Given problem:
Give nothing except the number of lines containing the word "naniesieniu".

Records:
+---+

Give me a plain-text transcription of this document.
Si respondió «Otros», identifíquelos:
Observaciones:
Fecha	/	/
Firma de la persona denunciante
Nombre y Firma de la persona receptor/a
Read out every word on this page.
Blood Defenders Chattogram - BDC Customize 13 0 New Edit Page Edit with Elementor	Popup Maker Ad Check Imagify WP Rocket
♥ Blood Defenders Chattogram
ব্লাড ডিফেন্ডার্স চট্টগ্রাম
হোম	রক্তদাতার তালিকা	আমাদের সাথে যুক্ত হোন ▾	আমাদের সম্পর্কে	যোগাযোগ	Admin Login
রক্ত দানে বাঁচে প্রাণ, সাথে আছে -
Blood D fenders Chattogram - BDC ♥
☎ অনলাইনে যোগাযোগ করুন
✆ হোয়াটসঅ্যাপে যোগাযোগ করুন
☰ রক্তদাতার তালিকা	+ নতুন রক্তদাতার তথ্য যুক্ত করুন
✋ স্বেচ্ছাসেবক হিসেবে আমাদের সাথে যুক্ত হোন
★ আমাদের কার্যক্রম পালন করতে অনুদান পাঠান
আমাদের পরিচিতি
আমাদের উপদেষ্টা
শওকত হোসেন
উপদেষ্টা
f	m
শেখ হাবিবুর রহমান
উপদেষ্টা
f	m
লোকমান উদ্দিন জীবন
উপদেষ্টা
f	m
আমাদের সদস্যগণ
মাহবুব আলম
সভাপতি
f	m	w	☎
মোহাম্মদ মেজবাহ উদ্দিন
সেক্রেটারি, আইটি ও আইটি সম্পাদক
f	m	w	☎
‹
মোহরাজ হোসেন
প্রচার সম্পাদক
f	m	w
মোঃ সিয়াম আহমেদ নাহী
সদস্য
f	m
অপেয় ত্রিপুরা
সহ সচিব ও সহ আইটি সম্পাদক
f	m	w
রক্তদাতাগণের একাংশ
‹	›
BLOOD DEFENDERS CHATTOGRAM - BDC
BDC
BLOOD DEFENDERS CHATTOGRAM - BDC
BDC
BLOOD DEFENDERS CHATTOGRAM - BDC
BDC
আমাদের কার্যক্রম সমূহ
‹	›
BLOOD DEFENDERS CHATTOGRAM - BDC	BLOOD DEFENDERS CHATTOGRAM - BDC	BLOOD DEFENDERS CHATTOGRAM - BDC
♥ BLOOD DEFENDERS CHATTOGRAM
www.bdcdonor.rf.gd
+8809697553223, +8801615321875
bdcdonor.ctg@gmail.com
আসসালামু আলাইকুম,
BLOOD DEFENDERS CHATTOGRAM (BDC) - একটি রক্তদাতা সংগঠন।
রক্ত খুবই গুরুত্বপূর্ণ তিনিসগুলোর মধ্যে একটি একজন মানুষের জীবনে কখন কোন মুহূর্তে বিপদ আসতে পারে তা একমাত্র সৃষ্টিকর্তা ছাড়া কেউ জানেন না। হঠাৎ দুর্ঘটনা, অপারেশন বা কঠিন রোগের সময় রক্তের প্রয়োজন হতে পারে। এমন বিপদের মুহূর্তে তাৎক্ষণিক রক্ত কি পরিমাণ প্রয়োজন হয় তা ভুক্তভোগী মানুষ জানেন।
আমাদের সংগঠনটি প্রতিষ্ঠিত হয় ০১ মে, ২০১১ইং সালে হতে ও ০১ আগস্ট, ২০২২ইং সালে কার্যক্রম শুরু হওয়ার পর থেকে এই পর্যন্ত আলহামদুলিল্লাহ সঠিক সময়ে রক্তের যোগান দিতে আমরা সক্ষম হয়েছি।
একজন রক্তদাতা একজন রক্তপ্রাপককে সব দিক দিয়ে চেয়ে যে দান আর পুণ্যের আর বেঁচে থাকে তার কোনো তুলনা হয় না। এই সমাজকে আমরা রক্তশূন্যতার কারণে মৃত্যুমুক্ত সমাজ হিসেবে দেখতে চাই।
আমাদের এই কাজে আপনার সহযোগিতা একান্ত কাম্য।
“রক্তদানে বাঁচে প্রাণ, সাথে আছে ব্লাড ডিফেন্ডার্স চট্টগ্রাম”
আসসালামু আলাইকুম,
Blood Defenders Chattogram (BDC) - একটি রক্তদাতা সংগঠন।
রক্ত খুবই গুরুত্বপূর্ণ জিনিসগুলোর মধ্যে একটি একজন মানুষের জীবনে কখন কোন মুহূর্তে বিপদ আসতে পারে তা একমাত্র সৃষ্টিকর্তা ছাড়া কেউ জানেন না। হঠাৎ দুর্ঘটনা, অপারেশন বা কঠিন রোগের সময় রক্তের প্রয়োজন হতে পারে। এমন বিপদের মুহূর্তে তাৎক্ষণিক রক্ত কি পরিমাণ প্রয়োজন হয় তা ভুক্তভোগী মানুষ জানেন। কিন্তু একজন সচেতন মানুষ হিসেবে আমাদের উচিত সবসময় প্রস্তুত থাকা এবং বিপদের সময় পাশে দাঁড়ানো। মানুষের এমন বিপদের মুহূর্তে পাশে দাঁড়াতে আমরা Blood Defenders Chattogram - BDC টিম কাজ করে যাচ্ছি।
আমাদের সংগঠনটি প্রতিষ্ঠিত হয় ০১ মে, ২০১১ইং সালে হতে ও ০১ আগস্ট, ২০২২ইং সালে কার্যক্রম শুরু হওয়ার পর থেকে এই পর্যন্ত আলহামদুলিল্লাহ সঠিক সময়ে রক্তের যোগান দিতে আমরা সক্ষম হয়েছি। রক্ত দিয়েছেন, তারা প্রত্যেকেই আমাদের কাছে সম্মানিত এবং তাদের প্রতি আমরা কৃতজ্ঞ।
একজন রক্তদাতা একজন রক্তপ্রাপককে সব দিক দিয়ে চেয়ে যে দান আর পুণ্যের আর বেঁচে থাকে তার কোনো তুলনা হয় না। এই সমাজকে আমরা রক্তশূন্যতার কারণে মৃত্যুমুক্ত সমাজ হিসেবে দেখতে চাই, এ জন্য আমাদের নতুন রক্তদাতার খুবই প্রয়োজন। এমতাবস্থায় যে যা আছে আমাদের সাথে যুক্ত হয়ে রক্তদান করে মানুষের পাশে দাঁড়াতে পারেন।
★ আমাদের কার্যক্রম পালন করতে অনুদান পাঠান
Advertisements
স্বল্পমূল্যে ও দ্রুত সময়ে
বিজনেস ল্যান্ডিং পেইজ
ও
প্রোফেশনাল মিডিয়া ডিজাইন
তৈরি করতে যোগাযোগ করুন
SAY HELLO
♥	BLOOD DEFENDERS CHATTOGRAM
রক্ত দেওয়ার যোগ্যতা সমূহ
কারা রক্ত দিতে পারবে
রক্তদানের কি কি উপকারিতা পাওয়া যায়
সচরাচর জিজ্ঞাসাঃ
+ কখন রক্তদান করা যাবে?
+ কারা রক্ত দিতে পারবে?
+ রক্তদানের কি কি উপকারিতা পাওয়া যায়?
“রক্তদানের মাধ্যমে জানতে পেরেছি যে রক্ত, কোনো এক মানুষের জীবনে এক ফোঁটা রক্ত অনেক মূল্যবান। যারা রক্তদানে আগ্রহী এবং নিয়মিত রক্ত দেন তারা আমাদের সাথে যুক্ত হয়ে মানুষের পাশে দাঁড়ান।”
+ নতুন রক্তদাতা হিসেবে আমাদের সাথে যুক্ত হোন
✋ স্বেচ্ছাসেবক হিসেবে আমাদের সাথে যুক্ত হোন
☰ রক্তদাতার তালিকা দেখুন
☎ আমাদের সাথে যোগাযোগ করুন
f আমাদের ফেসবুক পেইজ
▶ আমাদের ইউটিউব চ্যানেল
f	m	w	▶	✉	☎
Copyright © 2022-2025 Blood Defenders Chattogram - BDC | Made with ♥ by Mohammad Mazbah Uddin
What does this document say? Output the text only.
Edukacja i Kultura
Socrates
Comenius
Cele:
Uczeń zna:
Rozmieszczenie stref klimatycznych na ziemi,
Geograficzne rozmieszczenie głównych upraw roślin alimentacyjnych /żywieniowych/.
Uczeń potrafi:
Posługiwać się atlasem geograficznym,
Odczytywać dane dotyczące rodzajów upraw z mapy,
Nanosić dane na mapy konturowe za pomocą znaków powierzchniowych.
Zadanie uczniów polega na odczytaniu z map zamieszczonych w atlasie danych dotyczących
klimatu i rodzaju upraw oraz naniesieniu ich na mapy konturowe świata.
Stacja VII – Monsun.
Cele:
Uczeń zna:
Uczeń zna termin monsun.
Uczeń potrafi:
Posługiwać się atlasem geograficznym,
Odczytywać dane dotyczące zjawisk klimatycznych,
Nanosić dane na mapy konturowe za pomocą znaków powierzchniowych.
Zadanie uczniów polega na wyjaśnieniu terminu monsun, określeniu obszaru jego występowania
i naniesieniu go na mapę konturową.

+---+

Task response:
2